> [TO DO] In the passage on self-guided technology interventions for people with cancer, write out word for word the portion starting at "The systematic review" and ending at "by any studies.".

> [EXTRACT PROVIDED]
The systematic review described and appraised the evidence for interventions that target physical activity and nutrition via self-guided technology. They identified a small number of studies that reported benefits on dietary behaviour and BMI in the short term. Over half of the studies that measured physical activity, health-related quality of life and fatigue demonstrated improvements. Long-term benefits beyond 6 months remain unclear for all outcomes. Healthcare resource usage and cost effectiveness were not reported by any studies.

The evidence for technology-supported interventions and self-guided care for people with cancer is still developing and remains inconsistent. Comparing the findings of the review to previous evidence, a similar review of web- and mobile-based interventions demonstrated a similar benefit on short-term fatigue in people with cancer and small-to-moderate effects on health-related quality of life (Seiler et al, 2017). However, contrary to the present review, Seilar et al (2017) identified a positive effect of the intervention on depression. A possible rationale for this discrepancy may be the need for facilitation within these types of interventions (Ugalde et al, 2017). In their review of self-guided interventions for people with cancer, Ugalde et al (2017) found limited evidence for reducing psychological distress, and they identified that nearly all of the interventions required some level of facilitation for the purpose of orientation, monitoring or encouraging adherence and providing support.

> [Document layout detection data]
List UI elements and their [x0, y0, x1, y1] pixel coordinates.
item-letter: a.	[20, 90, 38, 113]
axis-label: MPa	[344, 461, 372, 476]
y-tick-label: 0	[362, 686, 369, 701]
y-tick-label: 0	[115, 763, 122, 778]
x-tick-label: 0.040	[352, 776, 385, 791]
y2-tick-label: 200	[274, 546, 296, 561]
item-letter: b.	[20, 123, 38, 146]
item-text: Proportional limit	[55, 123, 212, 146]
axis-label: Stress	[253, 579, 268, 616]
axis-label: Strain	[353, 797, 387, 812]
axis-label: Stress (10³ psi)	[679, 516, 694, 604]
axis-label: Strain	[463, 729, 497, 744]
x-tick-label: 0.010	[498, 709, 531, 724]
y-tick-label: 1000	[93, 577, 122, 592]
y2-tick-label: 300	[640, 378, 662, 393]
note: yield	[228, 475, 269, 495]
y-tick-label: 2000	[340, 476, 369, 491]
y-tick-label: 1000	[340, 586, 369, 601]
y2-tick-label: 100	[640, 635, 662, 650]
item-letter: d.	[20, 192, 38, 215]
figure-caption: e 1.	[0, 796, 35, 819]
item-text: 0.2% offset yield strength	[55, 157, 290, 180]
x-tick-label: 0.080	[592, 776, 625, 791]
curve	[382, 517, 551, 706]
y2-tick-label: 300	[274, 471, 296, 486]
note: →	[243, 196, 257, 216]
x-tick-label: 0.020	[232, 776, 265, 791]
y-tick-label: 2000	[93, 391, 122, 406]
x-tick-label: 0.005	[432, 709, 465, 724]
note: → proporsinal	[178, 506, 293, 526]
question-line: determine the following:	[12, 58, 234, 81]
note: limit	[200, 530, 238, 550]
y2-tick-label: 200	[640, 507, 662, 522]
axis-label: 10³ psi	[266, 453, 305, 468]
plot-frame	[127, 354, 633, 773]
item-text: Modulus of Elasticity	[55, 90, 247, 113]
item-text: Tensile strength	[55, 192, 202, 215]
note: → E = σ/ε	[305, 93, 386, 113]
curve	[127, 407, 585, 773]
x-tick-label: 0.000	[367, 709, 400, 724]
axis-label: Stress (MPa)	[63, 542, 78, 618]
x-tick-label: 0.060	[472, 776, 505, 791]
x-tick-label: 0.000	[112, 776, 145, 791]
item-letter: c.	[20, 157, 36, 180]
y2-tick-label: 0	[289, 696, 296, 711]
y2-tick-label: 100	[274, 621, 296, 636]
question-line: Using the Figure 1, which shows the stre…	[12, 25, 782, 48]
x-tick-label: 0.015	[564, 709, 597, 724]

> [RESULT OF THE TASK]
The systematic review described and appraised the evidence for interventions that target physical activity and nutrition via self-guided technology. They identified a small number of studies that reported benefits on dietary behaviour and BMI in the short term. Over half of the studies that measured physical activity, health-related quality of life and fatigue demonstrated improvements. Long-term benefits beyond 6 months remain unclear for all outcomes. Healthcare resource usage and cost effectiveness were not reported by any studies.